What this task involves: Replace "bboxes" with "bounding boxes" in the stretch from the start of the records through the line that contains "col-header-ei: Intet xyxy=(654,895,680,910)", and give back only those lines, otherwise unchanged.
— Begin Material provided —
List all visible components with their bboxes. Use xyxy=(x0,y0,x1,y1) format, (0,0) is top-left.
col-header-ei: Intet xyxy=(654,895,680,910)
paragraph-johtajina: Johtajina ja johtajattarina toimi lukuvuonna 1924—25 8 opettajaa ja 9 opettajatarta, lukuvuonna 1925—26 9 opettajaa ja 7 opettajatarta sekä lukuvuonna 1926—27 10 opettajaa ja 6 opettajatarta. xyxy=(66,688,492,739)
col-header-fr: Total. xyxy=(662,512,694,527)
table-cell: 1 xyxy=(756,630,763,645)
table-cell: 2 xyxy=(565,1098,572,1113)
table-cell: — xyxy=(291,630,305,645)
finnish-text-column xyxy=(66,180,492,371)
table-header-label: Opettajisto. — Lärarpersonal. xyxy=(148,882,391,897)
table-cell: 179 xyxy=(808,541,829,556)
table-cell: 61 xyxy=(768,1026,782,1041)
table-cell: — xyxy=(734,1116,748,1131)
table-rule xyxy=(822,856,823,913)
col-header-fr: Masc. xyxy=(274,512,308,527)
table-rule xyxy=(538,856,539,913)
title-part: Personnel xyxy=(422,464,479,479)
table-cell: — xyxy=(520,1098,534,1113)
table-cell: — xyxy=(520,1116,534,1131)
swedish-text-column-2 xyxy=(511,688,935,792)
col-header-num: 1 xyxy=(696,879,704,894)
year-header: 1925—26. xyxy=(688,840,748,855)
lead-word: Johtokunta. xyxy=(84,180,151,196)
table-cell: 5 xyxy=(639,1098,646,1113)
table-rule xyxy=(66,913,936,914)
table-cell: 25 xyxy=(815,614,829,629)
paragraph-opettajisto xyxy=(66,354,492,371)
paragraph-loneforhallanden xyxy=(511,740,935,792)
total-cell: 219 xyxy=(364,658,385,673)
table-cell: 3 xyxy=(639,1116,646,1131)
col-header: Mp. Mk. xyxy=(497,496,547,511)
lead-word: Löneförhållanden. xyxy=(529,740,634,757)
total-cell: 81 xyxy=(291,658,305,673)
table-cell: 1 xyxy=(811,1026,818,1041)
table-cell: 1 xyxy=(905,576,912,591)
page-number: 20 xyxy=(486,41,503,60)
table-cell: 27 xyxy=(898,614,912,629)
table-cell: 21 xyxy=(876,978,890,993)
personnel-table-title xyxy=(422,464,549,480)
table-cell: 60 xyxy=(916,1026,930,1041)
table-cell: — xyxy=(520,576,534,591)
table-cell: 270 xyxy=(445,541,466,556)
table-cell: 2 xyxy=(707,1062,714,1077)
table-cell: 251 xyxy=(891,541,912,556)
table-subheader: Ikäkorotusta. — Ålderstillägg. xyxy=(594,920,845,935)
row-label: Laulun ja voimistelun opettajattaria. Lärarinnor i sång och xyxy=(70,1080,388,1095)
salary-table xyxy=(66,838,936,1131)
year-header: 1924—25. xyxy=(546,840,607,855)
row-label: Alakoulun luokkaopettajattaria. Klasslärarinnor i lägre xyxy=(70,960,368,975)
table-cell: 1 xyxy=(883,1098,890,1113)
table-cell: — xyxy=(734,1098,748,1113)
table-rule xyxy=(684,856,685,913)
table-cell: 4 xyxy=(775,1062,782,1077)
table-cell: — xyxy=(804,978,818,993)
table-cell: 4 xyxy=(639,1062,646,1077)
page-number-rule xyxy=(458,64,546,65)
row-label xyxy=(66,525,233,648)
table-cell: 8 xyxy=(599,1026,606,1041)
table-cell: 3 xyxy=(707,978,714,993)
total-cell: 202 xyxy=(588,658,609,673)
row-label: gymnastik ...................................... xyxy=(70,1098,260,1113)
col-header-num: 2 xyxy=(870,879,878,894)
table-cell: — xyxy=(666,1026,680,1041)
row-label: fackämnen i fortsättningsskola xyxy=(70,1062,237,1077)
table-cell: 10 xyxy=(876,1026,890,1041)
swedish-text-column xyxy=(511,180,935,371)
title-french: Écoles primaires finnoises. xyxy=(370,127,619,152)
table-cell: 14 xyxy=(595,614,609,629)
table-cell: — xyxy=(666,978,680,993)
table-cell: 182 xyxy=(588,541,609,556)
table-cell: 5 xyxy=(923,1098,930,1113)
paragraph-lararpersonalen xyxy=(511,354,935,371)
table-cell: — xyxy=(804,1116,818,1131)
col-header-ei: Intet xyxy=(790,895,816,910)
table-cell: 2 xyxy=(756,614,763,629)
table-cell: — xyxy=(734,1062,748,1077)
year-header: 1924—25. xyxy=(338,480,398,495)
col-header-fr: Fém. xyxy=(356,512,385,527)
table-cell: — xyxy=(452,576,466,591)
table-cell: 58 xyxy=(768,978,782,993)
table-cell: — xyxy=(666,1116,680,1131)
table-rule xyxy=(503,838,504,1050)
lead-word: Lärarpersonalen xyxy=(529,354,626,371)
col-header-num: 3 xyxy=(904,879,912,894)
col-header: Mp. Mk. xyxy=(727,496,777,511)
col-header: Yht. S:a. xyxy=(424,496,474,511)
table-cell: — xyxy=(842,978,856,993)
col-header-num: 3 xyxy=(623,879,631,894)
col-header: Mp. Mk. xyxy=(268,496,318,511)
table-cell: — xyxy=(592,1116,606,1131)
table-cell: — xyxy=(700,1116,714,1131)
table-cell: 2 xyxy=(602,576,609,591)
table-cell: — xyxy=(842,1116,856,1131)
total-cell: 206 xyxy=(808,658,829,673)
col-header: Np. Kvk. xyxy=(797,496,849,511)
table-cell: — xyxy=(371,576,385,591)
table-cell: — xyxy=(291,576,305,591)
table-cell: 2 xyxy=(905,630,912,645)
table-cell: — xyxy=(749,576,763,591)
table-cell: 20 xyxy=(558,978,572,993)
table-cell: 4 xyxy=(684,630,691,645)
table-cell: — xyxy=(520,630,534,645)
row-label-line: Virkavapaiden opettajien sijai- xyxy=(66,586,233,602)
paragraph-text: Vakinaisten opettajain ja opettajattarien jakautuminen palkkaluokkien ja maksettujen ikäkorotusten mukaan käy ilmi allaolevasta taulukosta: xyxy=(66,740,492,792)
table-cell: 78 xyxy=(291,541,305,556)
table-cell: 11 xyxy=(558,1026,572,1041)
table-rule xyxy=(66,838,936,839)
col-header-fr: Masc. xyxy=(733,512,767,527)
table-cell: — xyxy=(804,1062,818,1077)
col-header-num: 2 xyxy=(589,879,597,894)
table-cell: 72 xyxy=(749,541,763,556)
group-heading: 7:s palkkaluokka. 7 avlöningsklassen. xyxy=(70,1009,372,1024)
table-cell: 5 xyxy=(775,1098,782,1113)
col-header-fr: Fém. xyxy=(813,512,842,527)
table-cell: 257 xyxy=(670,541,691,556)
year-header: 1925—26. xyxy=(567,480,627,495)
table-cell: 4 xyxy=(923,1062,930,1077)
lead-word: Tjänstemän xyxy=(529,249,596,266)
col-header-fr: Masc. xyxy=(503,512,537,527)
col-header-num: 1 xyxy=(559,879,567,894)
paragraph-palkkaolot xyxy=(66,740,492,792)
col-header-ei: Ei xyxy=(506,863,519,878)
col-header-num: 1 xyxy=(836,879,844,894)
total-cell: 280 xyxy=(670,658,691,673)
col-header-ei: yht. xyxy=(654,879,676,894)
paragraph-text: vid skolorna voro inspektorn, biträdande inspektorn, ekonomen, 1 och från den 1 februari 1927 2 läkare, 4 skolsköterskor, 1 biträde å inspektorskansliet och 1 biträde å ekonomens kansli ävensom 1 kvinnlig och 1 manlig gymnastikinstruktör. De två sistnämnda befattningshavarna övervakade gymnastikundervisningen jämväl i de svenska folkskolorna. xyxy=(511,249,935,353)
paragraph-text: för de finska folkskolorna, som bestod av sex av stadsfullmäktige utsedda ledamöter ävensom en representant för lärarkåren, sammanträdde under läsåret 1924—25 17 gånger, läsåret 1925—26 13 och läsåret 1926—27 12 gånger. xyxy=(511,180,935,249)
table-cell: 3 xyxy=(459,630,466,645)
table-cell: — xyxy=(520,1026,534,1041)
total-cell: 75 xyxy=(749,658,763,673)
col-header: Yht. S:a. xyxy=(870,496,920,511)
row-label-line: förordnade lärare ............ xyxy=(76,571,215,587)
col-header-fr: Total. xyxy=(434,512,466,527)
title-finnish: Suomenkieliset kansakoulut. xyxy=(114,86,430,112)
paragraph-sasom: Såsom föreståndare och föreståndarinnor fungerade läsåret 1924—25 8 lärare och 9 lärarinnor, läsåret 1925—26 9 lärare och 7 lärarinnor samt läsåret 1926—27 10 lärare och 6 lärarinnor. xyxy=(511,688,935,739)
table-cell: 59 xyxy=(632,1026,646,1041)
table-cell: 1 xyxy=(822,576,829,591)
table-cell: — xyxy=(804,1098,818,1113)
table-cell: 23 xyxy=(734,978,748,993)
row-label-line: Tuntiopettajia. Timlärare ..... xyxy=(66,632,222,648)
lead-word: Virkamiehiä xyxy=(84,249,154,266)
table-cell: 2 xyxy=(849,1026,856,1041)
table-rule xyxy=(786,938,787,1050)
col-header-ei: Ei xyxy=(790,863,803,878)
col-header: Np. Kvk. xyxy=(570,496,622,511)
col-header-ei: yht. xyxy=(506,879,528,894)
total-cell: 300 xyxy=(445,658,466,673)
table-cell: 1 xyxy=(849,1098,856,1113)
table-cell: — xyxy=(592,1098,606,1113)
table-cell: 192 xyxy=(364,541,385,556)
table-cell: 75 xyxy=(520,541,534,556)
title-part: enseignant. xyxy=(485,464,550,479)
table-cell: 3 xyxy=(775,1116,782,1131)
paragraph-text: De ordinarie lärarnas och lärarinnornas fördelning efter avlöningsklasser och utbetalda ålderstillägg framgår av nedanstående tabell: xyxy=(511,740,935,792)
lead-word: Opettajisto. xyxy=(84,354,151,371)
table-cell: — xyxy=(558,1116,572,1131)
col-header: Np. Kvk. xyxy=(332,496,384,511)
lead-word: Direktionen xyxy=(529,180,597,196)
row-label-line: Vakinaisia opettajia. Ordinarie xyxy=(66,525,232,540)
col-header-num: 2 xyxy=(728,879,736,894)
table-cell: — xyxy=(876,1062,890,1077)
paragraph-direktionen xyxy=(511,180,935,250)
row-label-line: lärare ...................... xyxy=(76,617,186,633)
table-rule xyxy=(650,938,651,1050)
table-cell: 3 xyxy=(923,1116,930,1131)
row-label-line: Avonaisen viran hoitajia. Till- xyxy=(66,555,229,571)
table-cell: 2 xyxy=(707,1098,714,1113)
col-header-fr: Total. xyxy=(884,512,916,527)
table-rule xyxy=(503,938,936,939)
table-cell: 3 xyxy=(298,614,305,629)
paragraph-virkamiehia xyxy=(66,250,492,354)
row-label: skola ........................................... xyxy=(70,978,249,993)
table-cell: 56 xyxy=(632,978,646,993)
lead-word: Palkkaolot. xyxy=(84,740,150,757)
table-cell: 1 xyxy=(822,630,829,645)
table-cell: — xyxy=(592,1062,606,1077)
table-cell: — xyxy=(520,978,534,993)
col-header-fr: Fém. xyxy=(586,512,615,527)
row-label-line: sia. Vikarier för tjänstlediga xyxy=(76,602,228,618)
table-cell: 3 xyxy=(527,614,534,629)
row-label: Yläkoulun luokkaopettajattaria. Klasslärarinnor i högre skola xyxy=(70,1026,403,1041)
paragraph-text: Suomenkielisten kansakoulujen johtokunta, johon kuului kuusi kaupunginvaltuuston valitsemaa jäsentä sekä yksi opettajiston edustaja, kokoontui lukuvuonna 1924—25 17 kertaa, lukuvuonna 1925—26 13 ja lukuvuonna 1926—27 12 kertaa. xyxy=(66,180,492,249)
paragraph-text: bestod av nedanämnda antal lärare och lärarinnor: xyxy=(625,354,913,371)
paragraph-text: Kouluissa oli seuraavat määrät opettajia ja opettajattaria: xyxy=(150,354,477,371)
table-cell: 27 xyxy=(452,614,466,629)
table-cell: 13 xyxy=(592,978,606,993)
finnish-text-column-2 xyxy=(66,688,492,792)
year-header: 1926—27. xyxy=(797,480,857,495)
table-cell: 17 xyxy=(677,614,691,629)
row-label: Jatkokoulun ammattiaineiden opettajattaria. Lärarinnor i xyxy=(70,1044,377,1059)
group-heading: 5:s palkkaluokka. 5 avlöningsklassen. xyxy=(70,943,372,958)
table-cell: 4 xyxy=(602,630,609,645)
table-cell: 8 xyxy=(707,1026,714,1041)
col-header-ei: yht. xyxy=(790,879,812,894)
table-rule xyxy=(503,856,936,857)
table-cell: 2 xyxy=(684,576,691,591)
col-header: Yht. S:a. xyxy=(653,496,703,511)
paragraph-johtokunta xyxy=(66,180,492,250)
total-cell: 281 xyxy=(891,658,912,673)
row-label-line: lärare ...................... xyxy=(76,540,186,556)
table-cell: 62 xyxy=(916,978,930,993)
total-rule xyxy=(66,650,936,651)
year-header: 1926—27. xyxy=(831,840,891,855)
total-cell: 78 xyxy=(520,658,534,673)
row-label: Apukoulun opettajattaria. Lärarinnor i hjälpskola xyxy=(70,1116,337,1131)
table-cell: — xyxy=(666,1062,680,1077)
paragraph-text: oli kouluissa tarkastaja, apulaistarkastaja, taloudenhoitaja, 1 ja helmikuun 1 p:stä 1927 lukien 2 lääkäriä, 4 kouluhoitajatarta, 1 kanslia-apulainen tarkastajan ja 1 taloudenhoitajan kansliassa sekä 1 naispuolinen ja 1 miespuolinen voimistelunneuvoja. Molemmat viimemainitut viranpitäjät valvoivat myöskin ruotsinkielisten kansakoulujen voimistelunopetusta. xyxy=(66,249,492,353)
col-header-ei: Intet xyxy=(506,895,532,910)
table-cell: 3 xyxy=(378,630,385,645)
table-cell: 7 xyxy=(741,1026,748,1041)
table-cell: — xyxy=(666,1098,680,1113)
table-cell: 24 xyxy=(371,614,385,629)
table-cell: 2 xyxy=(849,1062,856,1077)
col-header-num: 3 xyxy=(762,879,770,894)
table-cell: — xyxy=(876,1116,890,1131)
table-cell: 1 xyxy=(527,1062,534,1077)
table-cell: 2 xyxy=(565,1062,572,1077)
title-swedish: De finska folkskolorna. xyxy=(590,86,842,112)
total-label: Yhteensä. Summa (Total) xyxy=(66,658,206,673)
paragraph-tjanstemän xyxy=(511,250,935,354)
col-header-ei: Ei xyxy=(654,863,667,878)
— End Material provided —
Exercise output:
List all visible components with their bounding boxes. Use xyxy=(x0,y0,x1,y1) format, (0,0) is top-left.
col-header-ei: Intet xyxy=(654,895,680,910)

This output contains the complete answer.